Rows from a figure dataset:
========
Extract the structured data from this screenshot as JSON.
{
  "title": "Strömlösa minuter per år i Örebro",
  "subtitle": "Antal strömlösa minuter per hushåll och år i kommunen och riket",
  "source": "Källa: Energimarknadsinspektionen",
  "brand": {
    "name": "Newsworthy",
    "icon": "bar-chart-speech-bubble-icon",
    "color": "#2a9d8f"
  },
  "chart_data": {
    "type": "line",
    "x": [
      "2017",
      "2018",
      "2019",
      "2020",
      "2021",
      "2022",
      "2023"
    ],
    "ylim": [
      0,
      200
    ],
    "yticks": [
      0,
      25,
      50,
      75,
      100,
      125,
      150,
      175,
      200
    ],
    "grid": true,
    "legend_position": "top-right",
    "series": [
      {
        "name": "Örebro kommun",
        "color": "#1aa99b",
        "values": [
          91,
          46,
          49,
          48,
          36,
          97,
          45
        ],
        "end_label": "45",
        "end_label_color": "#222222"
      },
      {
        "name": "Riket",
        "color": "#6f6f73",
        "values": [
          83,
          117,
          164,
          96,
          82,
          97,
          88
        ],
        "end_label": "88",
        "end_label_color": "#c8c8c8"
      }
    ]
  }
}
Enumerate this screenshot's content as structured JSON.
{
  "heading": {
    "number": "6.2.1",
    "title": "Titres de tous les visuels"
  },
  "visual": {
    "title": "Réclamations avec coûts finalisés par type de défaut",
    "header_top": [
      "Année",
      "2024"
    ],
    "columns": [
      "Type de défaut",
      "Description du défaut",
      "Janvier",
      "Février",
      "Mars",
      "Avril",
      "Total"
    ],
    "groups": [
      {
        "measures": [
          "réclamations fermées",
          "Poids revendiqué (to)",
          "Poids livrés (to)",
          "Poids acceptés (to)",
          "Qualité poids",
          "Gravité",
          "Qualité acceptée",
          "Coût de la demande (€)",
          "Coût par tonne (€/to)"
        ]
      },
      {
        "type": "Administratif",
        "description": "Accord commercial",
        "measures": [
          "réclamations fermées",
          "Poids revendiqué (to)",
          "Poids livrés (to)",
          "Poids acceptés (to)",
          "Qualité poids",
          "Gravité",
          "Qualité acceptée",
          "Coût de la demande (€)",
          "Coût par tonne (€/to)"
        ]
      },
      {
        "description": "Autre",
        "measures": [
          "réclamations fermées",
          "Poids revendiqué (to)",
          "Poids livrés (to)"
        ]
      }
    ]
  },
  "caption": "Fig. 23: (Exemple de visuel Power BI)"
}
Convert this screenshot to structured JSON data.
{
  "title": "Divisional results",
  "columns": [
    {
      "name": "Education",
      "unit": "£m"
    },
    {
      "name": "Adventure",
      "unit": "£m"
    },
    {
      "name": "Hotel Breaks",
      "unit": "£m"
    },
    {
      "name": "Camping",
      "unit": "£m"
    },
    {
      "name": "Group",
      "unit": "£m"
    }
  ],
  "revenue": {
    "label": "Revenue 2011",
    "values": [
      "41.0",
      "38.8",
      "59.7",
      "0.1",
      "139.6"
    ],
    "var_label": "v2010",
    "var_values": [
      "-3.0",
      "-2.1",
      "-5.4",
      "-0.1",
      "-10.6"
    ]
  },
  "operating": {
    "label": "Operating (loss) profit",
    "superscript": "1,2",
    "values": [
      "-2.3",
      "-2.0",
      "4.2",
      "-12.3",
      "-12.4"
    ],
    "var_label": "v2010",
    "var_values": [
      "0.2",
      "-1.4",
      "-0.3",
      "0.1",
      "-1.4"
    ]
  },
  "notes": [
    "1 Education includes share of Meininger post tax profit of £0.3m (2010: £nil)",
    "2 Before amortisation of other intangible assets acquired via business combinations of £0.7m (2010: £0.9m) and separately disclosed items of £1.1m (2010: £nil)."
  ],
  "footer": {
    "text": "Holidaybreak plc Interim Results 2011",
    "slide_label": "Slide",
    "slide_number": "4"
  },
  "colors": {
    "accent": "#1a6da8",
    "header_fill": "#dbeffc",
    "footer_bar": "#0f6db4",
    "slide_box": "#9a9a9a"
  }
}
========
Send back every record, precisely as written.

**Full output**
Extract the structured data from this screenshot as JSON.
{
  "title": "Strömlösa minuter per år i Örebro",
  "subtitle": "Antal strömlösa minuter per hushåll och år i kommunen och riket",
  "source": "Källa: Energimarknadsinspektionen",
  "brand": {
    "name": "Newsworthy",
    "icon": "bar-chart-speech-bubble-icon",
    "color": "#2a9d8f"
  },
  "chart_data": {
    "type": "line",
    "x": [
      "2017",
      "2018",
      "2019",
      "2020",
      "2021",
      "2022",
      "2023"
    ],
    "ylim": [
      0,
      200
    ],
    "yticks": [
      0,
      25,
      50,
      75,
      100,
      125,
      150,
      175,
      200
    ],
    "grid": true,
    "legend_position": "top-right",
    "series": [
      {
        "name": "Örebro kommun",
        "color": "#1aa99b",
        "values": [
          91,
          46,
          49,
          48,
          36,
          97,
          45
        ],
        "end_label": "45",
        "end_label_color": "#222222"
      },
      {
        "name": "Riket",
        "color": "#6f6f73",
        "values": [
          83,
          117,
          164,
          96,
          82,
          97,
          88
        ],
        "end_label": "88",
        "end_label_color": "#c8c8c8"
      }
    ]
  }
}
Enumerate this screenshot's content as structured JSON.
{
  "heading": {
    "number": "6.2.1",
    "title": "Titres de tous les visuels"
  },
  "visual": {
    "title": "Réclamations avec coûts finalisés par type de défaut",
    "header_top": [
      "Année",
      "2024"
    ],
    "columns": [
      "Type de défaut",
      "Description du défaut",
      "Janvier",
      "Février",
      "Mars",
      "Avril",
      "Total"
    ],
    "groups": [
      {
        "measures": [
          "réclamations fermées",
          "Poids revendiqué (to)",
          "Poids livrés (to)",
          "Poids acceptés (to)",
          "Qualité poids",
          "Gravité",
          "Qualité acceptée",
          "Coût de la demande (€)",
          "Coût par tonne (€/to)"
        ]
      },
      {
        "type": "Administratif",
        "description": "Accord commercial",
        "measures": [
          "réclamations fermées",
          "Poids revendiqué (to)",
          "Poids livrés (to)",
          "Poids acceptés (to)",
          "Qualité poids",
          "Gravité",
          "Qualité acceptée",
          "Coût de la demande (€)",
          "Coût par tonne (€/to)"
        ]
      },
      {
        "description": "Autre",
        "measures": [
          "réclamations fermées",
          "Poids revendiqué (to)",
          "Poids livrés (to)"
        ]
      }
    ]
  },
  "caption": "Fig. 23: (Exemple de visuel Power BI)"
}
Convert this screenshot to structured JSON data.
{
  "title": "Divisional results",
  "columns": [
    {
      "name": "Education",
      "unit": "£m"
    },
    {
      "name": "Adventure",
      "unit": "£m"
    },
    {
      "name": "Hotel Breaks",
      "unit": "£m"
    },
    {
      "name": "Camping",
      "unit": "£m"
    },
    {
      "name": "Group",
      "unit": "£m"
    }
  ],
  "revenue": {
    "label": "Revenue 2011",
    "values": [
      "41.0",
      "38.8",
      "59.7",
      "0.1",
      "139.6"
    ],
    "var_label": "v2010",
    "var_values": [
      "-3.0",
      "-2.1",
      "-5.4",
      "-0.1",
      "-10.6"
    ]
  },
  "operating": {
    "label": "Operating (loss) profit",
    "superscript": "1,2",
    "values": [
      "-2.3",
      "-2.0",
      "4.2",
      "-12.3",
      "-12.4"
    ],
    "var_label": "v2010",
    "var_values": [
      "0.2",
      "-1.4",
      "-0.3",
      "0.1",
      "-1.4"
    ]
  },
  "notes": [
    "1 Education includes share of Meininger post tax profit of £0.3m (2010: £nil)",
    "2 Before amortisation of other intangible assets acquired via business combinations of £0.7m (2010: £0.9m) and separately disclosed items of £1.1m (2010: £nil)."
  ],
  "footer": {
    "text": "Holidaybreak plc Interim Results 2011",
    "slide_label": "Slide",
    "slide_number": "4"
  },
  "colors": {
    "accent": "#1a6da8",
    "header_fill": "#dbeffc",
    "footer_bar": "#0f6db4",
    "slide_box": "#9a9a9a"
  }
}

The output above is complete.